— START OF RECORDS FOR PROCESSING —

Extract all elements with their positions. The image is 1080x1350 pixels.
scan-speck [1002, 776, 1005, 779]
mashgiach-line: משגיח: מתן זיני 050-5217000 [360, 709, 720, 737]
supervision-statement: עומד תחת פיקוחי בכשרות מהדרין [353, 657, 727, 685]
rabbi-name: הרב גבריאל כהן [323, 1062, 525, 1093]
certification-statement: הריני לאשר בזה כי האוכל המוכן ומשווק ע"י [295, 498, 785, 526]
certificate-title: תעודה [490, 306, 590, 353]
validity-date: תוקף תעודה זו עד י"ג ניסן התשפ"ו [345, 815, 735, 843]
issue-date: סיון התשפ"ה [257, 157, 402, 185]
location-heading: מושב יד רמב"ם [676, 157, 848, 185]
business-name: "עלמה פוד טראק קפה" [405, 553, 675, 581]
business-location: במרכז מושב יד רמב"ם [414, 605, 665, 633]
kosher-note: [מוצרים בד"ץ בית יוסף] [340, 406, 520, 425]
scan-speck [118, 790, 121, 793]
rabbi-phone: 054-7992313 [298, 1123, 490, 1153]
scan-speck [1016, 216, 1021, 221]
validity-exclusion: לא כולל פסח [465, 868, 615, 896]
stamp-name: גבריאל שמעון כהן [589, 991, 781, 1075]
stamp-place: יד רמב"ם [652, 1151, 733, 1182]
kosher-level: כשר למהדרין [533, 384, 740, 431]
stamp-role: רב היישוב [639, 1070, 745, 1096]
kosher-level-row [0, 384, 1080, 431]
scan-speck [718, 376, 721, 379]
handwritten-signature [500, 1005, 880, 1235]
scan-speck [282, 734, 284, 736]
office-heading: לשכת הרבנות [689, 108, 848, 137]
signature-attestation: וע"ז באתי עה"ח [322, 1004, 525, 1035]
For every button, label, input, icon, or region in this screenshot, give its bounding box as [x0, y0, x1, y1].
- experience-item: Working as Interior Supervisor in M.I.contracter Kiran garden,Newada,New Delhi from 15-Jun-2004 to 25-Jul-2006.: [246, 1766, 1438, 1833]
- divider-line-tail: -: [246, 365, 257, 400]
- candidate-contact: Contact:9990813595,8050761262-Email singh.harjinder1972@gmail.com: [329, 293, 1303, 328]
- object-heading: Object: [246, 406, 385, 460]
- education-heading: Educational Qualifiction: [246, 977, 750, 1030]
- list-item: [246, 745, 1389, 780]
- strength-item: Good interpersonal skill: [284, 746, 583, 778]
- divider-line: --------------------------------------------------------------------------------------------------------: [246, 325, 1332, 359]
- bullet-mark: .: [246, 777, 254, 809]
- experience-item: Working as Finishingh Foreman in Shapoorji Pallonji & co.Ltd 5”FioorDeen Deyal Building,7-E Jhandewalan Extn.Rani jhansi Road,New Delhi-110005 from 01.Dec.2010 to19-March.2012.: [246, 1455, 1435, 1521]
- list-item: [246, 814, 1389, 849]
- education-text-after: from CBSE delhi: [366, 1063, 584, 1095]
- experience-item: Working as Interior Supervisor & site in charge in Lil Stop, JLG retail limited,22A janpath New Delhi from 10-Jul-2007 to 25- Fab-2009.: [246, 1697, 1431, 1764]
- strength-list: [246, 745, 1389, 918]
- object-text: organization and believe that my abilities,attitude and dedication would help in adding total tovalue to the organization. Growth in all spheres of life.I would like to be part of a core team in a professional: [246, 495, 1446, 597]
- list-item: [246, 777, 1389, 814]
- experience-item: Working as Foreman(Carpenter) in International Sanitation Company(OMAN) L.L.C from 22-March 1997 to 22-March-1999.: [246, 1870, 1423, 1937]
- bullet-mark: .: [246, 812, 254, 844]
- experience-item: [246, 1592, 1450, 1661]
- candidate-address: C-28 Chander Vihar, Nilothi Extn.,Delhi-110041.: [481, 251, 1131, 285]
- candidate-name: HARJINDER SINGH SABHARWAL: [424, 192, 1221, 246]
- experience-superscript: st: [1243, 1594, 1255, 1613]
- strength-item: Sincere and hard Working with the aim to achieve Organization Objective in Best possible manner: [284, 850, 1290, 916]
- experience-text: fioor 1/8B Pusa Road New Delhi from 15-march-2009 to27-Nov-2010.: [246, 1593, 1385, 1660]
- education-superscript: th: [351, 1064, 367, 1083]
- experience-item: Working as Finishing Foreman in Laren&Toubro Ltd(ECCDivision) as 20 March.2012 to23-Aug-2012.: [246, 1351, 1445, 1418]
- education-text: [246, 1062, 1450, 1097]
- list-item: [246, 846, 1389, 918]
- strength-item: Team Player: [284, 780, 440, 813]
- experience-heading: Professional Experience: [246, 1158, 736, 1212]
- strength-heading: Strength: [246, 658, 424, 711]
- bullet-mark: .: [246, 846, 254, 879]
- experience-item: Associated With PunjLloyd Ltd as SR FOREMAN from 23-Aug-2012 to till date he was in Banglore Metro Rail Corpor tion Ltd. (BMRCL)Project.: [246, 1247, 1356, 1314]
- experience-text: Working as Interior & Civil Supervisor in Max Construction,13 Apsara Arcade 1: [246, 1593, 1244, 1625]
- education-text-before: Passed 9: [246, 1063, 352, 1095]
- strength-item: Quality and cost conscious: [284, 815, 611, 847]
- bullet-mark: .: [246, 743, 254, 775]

— END OF RECORDS FOR PROCESSING —

Copy all the records above line by line, word for word, without changing anything.

TASK ANSWER:
Extract all elements with their positions. The image is 1080x1350 pixels.
scan-speck [1002, 776, 1005, 779]
mashgiach-line: משגיח: מתן זיני 050-5217000 [360, 709, 720, 737]
supervision-statement: עומד תחת פיקוחי בכשרות מהדרין [353, 657, 727, 685]
rabbi-name: הרב גבריאל כהן [323, 1062, 525, 1093]
certification-statement: הריני לאשר בזה כי האוכל המוכן ומשווק ע"י [295, 498, 785, 526]
certificate-title: תעודה [490, 306, 590, 353]
validity-date: תוקף תעודה זו עד י"ג ניסן התשפ"ו [345, 815, 735, 843]
issue-date: סיון התשפ"ה [257, 157, 402, 185]
location-heading: מושב יד רמב"ם [676, 157, 848, 185]
business-name: "עלמה פוד טראק קפה" [405, 553, 675, 581]
business-location: במרכז מושב יד רמב"ם [414, 605, 665, 633]
kosher-note: [מוצרים בד"ץ בית יוסף] [340, 406, 520, 425]
scan-speck [118, 790, 121, 793]
rabbi-phone: 054-7992313 [298, 1123, 490, 1153]
scan-speck [1016, 216, 1021, 221]
validity-exclusion: לא כולל פסח [465, 868, 615, 896]
stamp-name: גבריאל שמעון כהן [589, 991, 781, 1075]
stamp-place: יד רמב"ם [652, 1151, 733, 1182]
kosher-level: כשר למהדרין [533, 384, 740, 431]
stamp-role: רב היישוב [639, 1070, 745, 1096]
kosher-level-row [0, 384, 1080, 431]
scan-speck [718, 376, 721, 379]
handwritten-signature [500, 1005, 880, 1235]
scan-speck [282, 734, 284, 736]
office-heading: לשכת הרבנות [689, 108, 848, 137]
signature-attestation: וע"ז באתי עה"ח [322, 1004, 525, 1035]
For every button, label, input, icon, or region in this screenshot, give its bounding box as [x0, y0, x1, y1].
- experience-item: Working as Interior Supervisor in M.I.contracter Kiran garden,Newada,New Delhi from 15-Jun-2004 to 25-Jul-2006.: [246, 1766, 1438, 1833]
- divider-line-tail: -: [246, 365, 257, 400]
- candidate-contact: Contact:9990813595,8050761262-Email singh.harjinder1972@gmail.com: [329, 293, 1303, 328]
- object-heading: Object: [246, 406, 385, 460]
- education-heading: Educational Qualifiction: [246, 977, 750, 1030]
- list-item: [246, 745, 1389, 780]
- strength-item: Good interpersonal skill: [284, 746, 583, 778]
- divider-line: --------------------------------------------------------------------------------------------------------: [246, 325, 1332, 359]
- bullet-mark: .: [246, 777, 254, 809]
- experience-item: Working as Finishingh Foreman in Shapoorji Pallonji & co.Ltd 5”FioorDeen Deyal Building,7-E Jhandewalan Extn.Rani jhansi Road,New Delhi-110005 from 01.Dec.2010 to19-March.2012.: [246, 1455, 1435, 1521]
- list-item: [246, 814, 1389, 849]
- education-text-after: from CBSE delhi: [366, 1063, 584, 1095]
- experience-item: Working as Interior Supervisor & site in charge in Lil Stop, JLG retail limited,22A janpath New Delhi from 10-Jul-2007 to 25- Fab-2009.: [246, 1697, 1431, 1764]
- strength-list: [246, 745, 1389, 918]
- object-text: organization and believe that my abilities,attitude and dedication would help in adding total tovalue to the organization. Growth in all spheres of life.I would like to be part of a core team in a professional: [246, 495, 1446, 597]
- list-item: [246, 777, 1389, 814]
- experience-item: Working as Foreman(Carpenter) in International Sanitation Company(OMAN) L.L.C from 22-March 1997 to 22-March-1999.: [246, 1870, 1423, 1937]
- bullet-mark: .: [246, 812, 254, 844]
- experience-item: [246, 1592, 1450, 1661]
- candidate-address: C-28 Chander Vihar, Nilothi Extn.,Delhi-110041.: [481, 251, 1131, 285]
- candidate-name: HARJINDER SINGH SABHARWAL: [424, 192, 1221, 246]
- experience-superscript: st: [1243, 1594, 1255, 1613]
- strength-item: Sincere and hard Working with the aim to achieve Organization Objective in Best possible manner: [284, 850, 1290, 916]
- experience-text: fioor 1/8B Pusa Road New Delhi from 15-march-2009 to27-Nov-2010.: [246, 1593, 1385, 1660]
- education-superscript: th: [351, 1064, 367, 1083]
- experience-item: Working as Finishing Foreman in Laren&Toubro Ltd(ECCDivision) as 20 March.2012 to23-Aug-2012.: [246, 1351, 1445, 1418]
- education-text: [246, 1062, 1450, 1097]
- list-item: [246, 846, 1389, 918]
- strength-item: Team Player: [284, 780, 440, 813]
- experience-heading: Professional Experience: [246, 1158, 736, 1212]
- strength-heading: Strength: [246, 658, 424, 711]
- bullet-mark: .: [246, 846, 254, 879]
- experience-item: Associated With PunjLloyd Ltd as SR FOREMAN from 23-Aug-2012 to till date he was in Banglore Metro Rail Corpor tion Ltd. (BMRCL)Project.: [246, 1247, 1356, 1314]
- experience-text: Working as Interior & Civil Supervisor in Max Construction,13 Apsara Arcade 1: [246, 1593, 1244, 1625]
- education-text-before: Passed 9: [246, 1063, 352, 1095]
- strength-item: Quality and cost conscious: [284, 815, 611, 847]
- bullet-mark: .: [246, 743, 254, 775]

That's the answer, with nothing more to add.